*Required task*
Repeat the records in full and exactly, omitting pictures.

*Items*
┄┄┄┄┄┄┄┄┄┄
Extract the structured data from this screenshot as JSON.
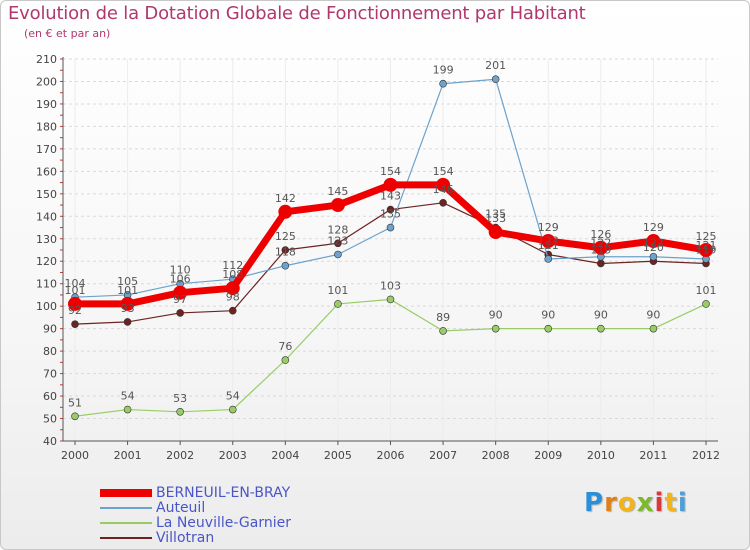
{
  "header": {
    "title": "Evolution de la Dotation Globale de Fonctionnement par Habitant",
    "subtitle": "(en € et par an)"
  },
  "logo": {
    "letters": [
      "P",
      "r",
      "o",
      "x",
      "i",
      "t",
      "i"
    ],
    "text": "Proxiti"
  },
  "colors": {
    "title": "#b0386c",
    "legend_text": "#4a55c8",
    "tick_text": "#444444",
    "grid": "#d9d9d9"
  },
  "chart_data": {
    "type": "line",
    "title": "Evolution de la Dotation Globale de Fonctionnement par Habitant",
    "subtitle": "(en € et par an)",
    "xlabel": "",
    "ylabel": "",
    "categories": [
      "2000",
      "2001",
      "2002",
      "2003",
      "2004",
      "2005",
      "2006",
      "2007",
      "2008",
      "2009",
      "2010",
      "2011",
      "2012"
    ],
    "ylim": [
      40,
      210
    ],
    "yticks": [
      40,
      50,
      60,
      70,
      80,
      90,
      100,
      110,
      120,
      130,
      140,
      150,
      160,
      170,
      180,
      190,
      200,
      210
    ],
    "grid": "horizontal dashed",
    "legend_position": "bottom-left",
    "series": [
      {
        "name": "BERNEUIL-EN-BRAY",
        "color": "#ee0000",
        "values": [
          101,
          101,
          106,
          108,
          142,
          145,
          154,
          154,
          133,
          129,
          126,
          129,
          125
        ]
      },
      {
        "name": "Auteuil",
        "color": "#6ca2cc",
        "values": [
          104,
          105,
          110,
          112,
          118,
          123,
          135,
          199,
          201,
          121,
          122,
          122,
          121
        ]
      },
      {
        "name": "La Neuville-Garnier",
        "color": "#99cc66",
        "values": [
          51,
          54,
          53,
          54,
          76,
          101,
          103,
          89,
          90,
          90,
          90,
          90,
          101
        ]
      },
      {
        "name": "Villotran",
        "color": "#6e2323",
        "values": [
          92,
          93,
          97,
          98,
          125,
          128,
          143,
          146,
          135,
          123,
          119,
          120,
          119
        ]
      }
    ]
  }
}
┄┄┄┄┄┄┄┄┄┄
*Solution to this problem*
Extract the structured data from this screenshot as JSON.
{
  "header": {
    "title": "Evolution de la Dotation Globale de Fonctionnement par Habitant",
    "subtitle": "(en € et par an)"
  },
  "logo": {
    "letters": [
      "P",
      "r",
      "o",
      "x",
      "i",
      "t",
      "i"
    ],
    "text": "Proxiti"
  },
  "colors": {
    "title": "#b0386c",
    "legend_text": "#4a55c8",
    "tick_text": "#444444",
    "grid": "#d9d9d9"
  },
  "chart_data": {
    "type": "line",
    "title": "Evolution de la Dotation Globale de Fonctionnement par Habitant",
    "subtitle": "(en € et par an)",
    "xlabel": "",
    "ylabel": "",
    "categories": [
      "2000",
      "2001",
      "2002",
      "2003",
      "2004",
      "2005",
      "2006",
      "2007",
      "2008",
      "2009",
      "2010",
      "2011",
      "2012"
    ],
    "ylim": [
      40,
      210
    ],
    "yticks": [
      40,
      50,
      60,
      70,
      80,
      90,
      100,
      110,
      120,
      130,
      140,
      150,
      160,
      170,
      180,
      190,
      200,
      210
    ],
    "grid": "horizontal dashed",
    "legend_position": "bottom-left",
    "series": [
      {
        "name": "BERNEUIL-EN-BRAY",
        "color": "#ee0000",
        "values": [
          101,
          101,
          106,
          108,
          142,
          145,
          154,
          154,
          133,
          129,
          126,
          129,
          125
        ]
      },
      {
        "name": "Auteuil",
        "color": "#6ca2cc",
        "values": [
          104,
          105,
          110,
          112,
          118,
          123,
          135,
          199,
          201,
          121,
          122,
          122,
          121
        ]
      },
      {
        "name": "La Neuville-Garnier",
        "color": "#99cc66",
        "values": [
          51,
          54,
          53,
          54,
          76,
          101,
          103,
          89,
          90,
          90,
          90,
          90,
          101
        ]
      },
      {
        "name": "Villotran",
        "color": "#6e2323",
        "values": [
          92,
          93,
          97,
          98,
          125,
          128,
          143,
          146,
          135,
          123,
          119,
          120,
          119
        ]
      }
    ]
  }
}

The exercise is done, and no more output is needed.